(Raw records)
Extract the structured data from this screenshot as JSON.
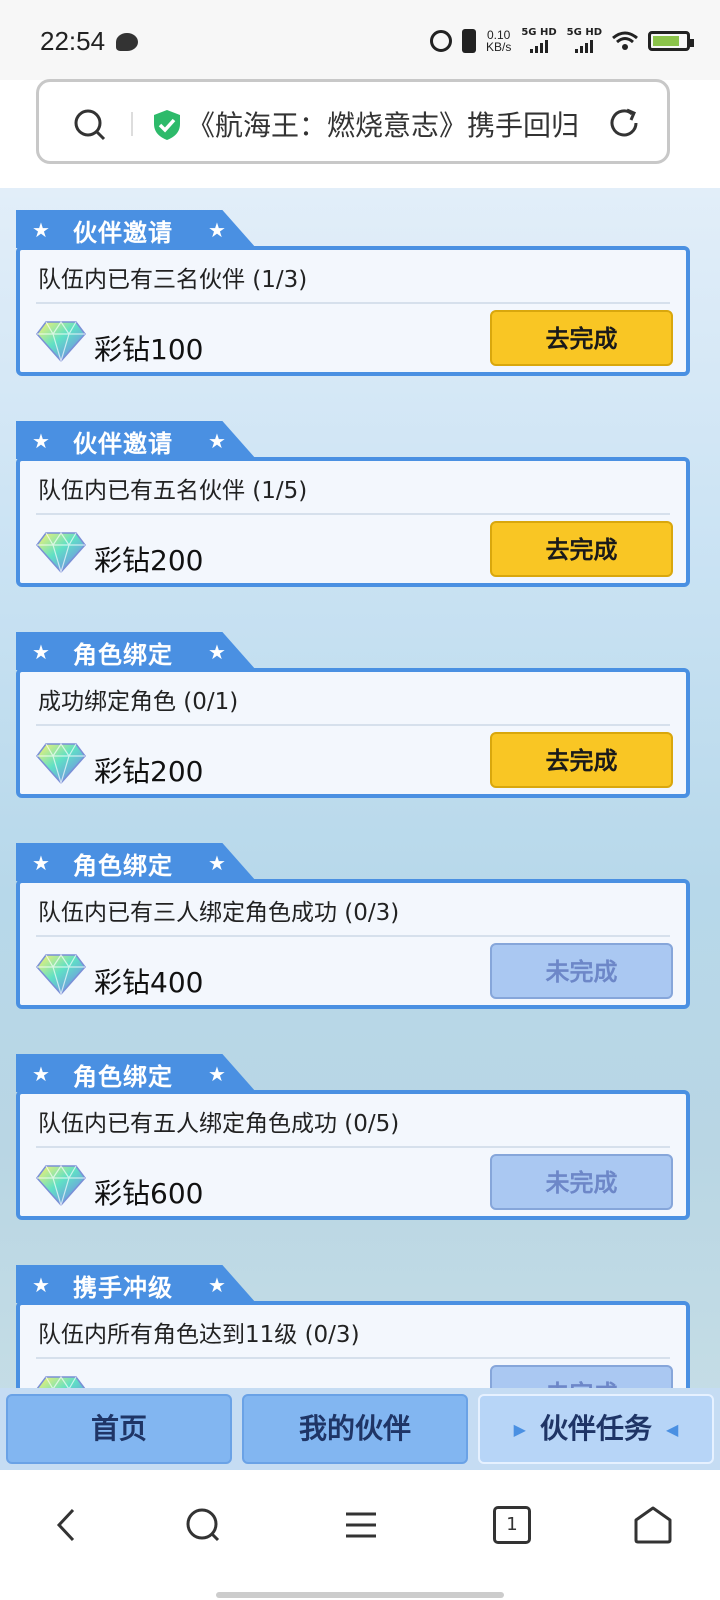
{
  "status": {
    "time": "22:54",
    "net_speed_value": "0.10",
    "net_speed_unit": "KB/s",
    "sim1": "5G HD",
    "sim2": "5G HD",
    "battery_level": 0.8,
    "icons": [
      "chat-bubble-icon",
      "alarm-icon",
      "vibrate-icon",
      "signal-icon",
      "wifi-icon",
      "battery-icon"
    ]
  },
  "browser": {
    "page_title": "《航海王：燃烧意志》携手回归"
  },
  "tasks": [
    {
      "category": "伙伴邀请",
      "desc": "队伍内已有三名伙伴 (1/3)",
      "reward": "彩钻100",
      "button": "去完成",
      "state": "go"
    },
    {
      "category": "伙伴邀请",
      "desc": "队伍内已有五名伙伴 (1/5)",
      "reward": "彩钻200",
      "button": "去完成",
      "state": "go"
    },
    {
      "category": "角色绑定",
      "desc": "成功绑定角色 (0/1)",
      "reward": "彩钻200",
      "button": "去完成",
      "state": "go"
    },
    {
      "category": "角色绑定",
      "desc": "队伍内已有三人绑定角色成功 (0/3)",
      "reward": "彩钻400",
      "button": "未完成",
      "state": "pending"
    },
    {
      "category": "角色绑定",
      "desc": "队伍内已有五人绑定角色成功 (0/5)",
      "reward": "彩钻600",
      "button": "未完成",
      "state": "pending"
    },
    {
      "category": "携手冲级",
      "desc": "队伍内所有角色达到11级 (0/3)",
      "reward": "",
      "button": "未完成",
      "state": "pending"
    }
  ],
  "bottom_tabs": [
    {
      "label": "首页"
    },
    {
      "label": "我的伙伴"
    },
    {
      "label": "伙伴任务",
      "active": true
    }
  ],
  "colors": {
    "accent": "#4a90e2",
    "go_button": "#f9c624",
    "pending_button": "#aac8f2"
  },
  "nav": {
    "page_count": "1"
  }
}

* **To do**
Reproduce each line exactly, please, except for any pictures.

* **Output below**
Extract the structured data from this screenshot as JSON.
{
  "status": {
    "time": "22:54",
    "net_speed_value": "0.10",
    "net_speed_unit": "KB/s",
    "sim1": "5G HD",
    "sim2": "5G HD",
    "battery_level": 0.8,
    "icons": [
      "chat-bubble-icon",
      "alarm-icon",
      "vibrate-icon",
      "signal-icon",
      "wifi-icon",
      "battery-icon"
    ]
  },
  "browser": {
    "page_title": "《航海王：燃烧意志》携手回归"
  },
  "tasks": [
    {
      "category": "伙伴邀请",
      "desc": "队伍内已有三名伙伴 (1/3)",
      "reward": "彩钻100",
      "button": "去完成",
      "state": "go"
    },
    {
      "category": "伙伴邀请",
      "desc": "队伍内已有五名伙伴 (1/5)",
      "reward": "彩钻200",
      "button": "去完成",
      "state": "go"
    },
    {
      "category": "角色绑定",
      "desc": "成功绑定角色 (0/1)",
      "reward": "彩钻200",
      "button": "去完成",
      "state": "go"
    },
    {
      "category": "角色绑定",
      "desc": "队伍内已有三人绑定角色成功 (0/3)",
      "reward": "彩钻400",
      "button": "未完成",
      "state": "pending"
    },
    {
      "category": "角色绑定",
      "desc": "队伍内已有五人绑定角色成功 (0/5)",
      "reward": "彩钻600",
      "button": "未完成",
      "state": "pending"
    },
    {
      "category": "携手冲级",
      "desc": "队伍内所有角色达到11级 (0/3)",
      "reward": "",
      "button": "未完成",
      "state": "pending"
    }
  ],
  "bottom_tabs": [
    {
      "label": "首页"
    },
    {
      "label": "我的伙伴"
    },
    {
      "label": "伙伴任务",
      "active": true
    }
  ],
  "colors": {
    "accent": "#4a90e2",
    "go_button": "#f9c624",
    "pending_button": "#aac8f2"
  },
  "nav": {
    "page_count": "1"
  }
}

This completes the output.